Saved entries
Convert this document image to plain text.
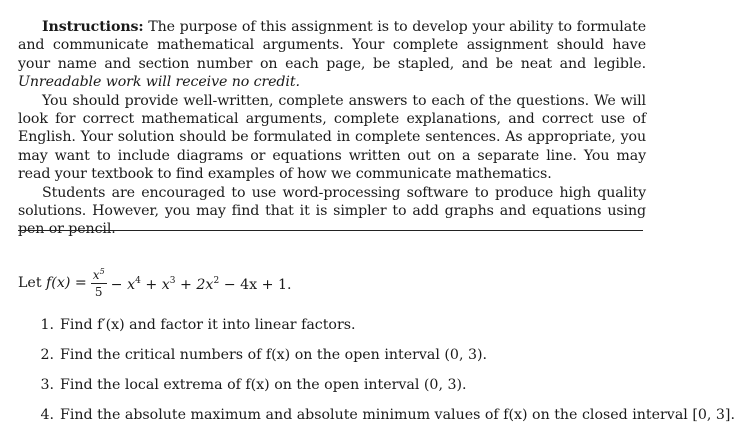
Instructions: The purpose of this assignment is to develop your ability to formulate and communicate mathematical arguments. Your complete assignment should have your name and section number on each page, be stapled, and be neat and legible. Unreadable work will receive no credit.

You should provide well-written, complete answers to each of the questions. We will look for correct mathematical arguments, complete explanations, and correct use of English. Your solution should be formulated in complete sentences. As appropriate, you may want to include diagrams or equations written out on a separate line. You may read your textbook to find examples of how we communicate mathematics.

Students are encouraged to use word-processing software to produce high quality solutions. However, you may find that it is simpler to add graphs and equations using pen or pencil.

Let
$f(x) = \frac{x^5}{5} - x^4 + x^3 + 2x^2 - 4x + 1$.
1. Find f′(x) and factor it into linear factors.
2. Find the critical numbers of f(x) on the open interval (0, 3).
3. Find the local extrema of f(x) on the open interval (0, 3).
4. Find the absolute maximum and absolute minimum values of f(x) on the closed interval [0, 3].
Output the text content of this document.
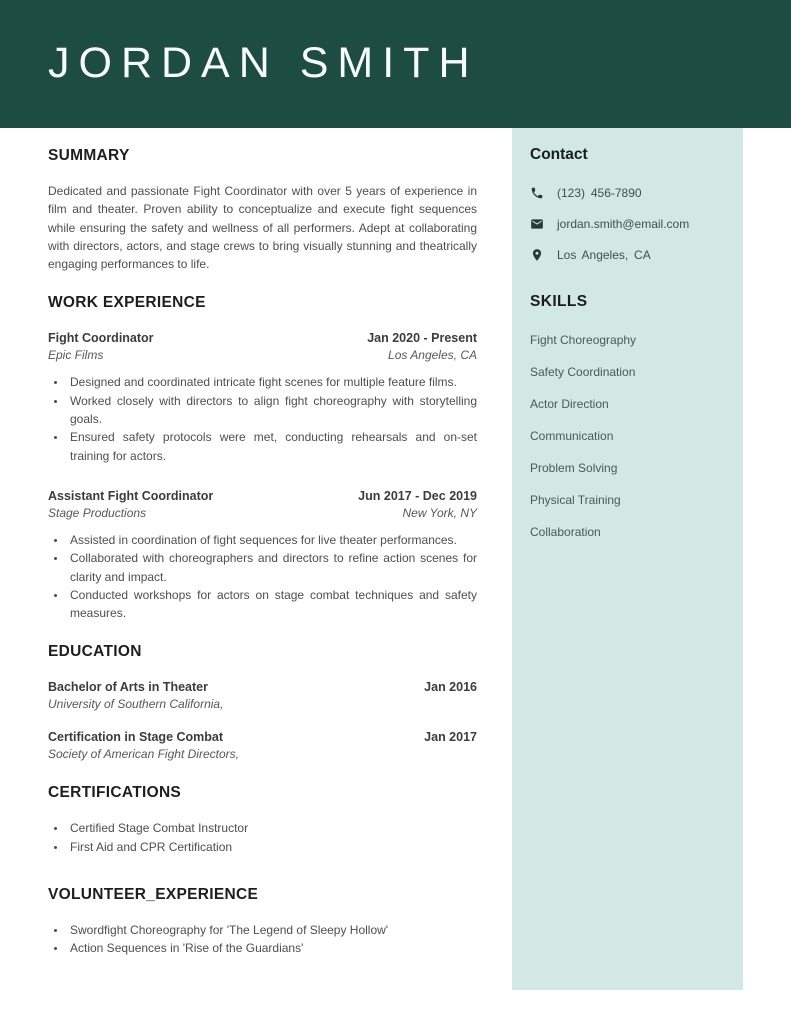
JORDAN SMITH
SUMMARY

Dedicated and passionate Fight Coordinator with over 5 years of experience in film and theater. Proven ability to conceptualize and execute fight sequences while ensuring the safety and wellness of all performers. Adept at collaborating with directors, actors, and stage crews to bring visually stunning and theatrically engaging performances to life.

WORK EXPERIENCE
Fight Coordinator	Jan 2020 - Present
Epic Films	Los Angeles, CA
• Designed and coordinated intricate fight scenes for multiple feature films.
• Worked closely with directors to align fight choreography with storytelling goals.
• Ensured safety protocols were met, conducting rehearsals and on-set training for actors.
Assistant Fight Coordinator	Jun 2017 - Dec 2019
Stage Productions	New York, NY
• Assisted in coordination of fight sequences for live theater performances.
• Collaborated with choreographers and directors to refine action scenes for clarity and impact.
• Conducted workshops for actors on stage combat techniques and safety measures.
EDUCATION
Bachelor of Arts in Theater	Jan 2016
University of Southern California,
Certification in Stage Combat	Jan 2017
Society of American Fight Directors,
CERTIFICATIONS
• Certified Stage Combat Instructor
• First Aid and CPR Certification
VOLUNTEER_EXPERIENCE
• Swordfight Choreography for 'The Legend of Sleepy Hollow'
• Action Sequences in 'Rise of the Guardians'
Contact
(123) 456-7890
jordan.smith@email.com
Los Angeles, CA
SKILLS
Fight Choreography
Safety Coordination
Actor Direction
Communication
Problem Solving
Physical Training
Collaboration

▶ **EXERCISE REQUIREMENTS**:
Go through the listing above and return every line where the word "open" occurs.

▶ **REPLY**:
2. Find the critical numbers of f(x) on the open interval (0, 3).
3. Find the local extrema of f(x) on the open interval (0, 3).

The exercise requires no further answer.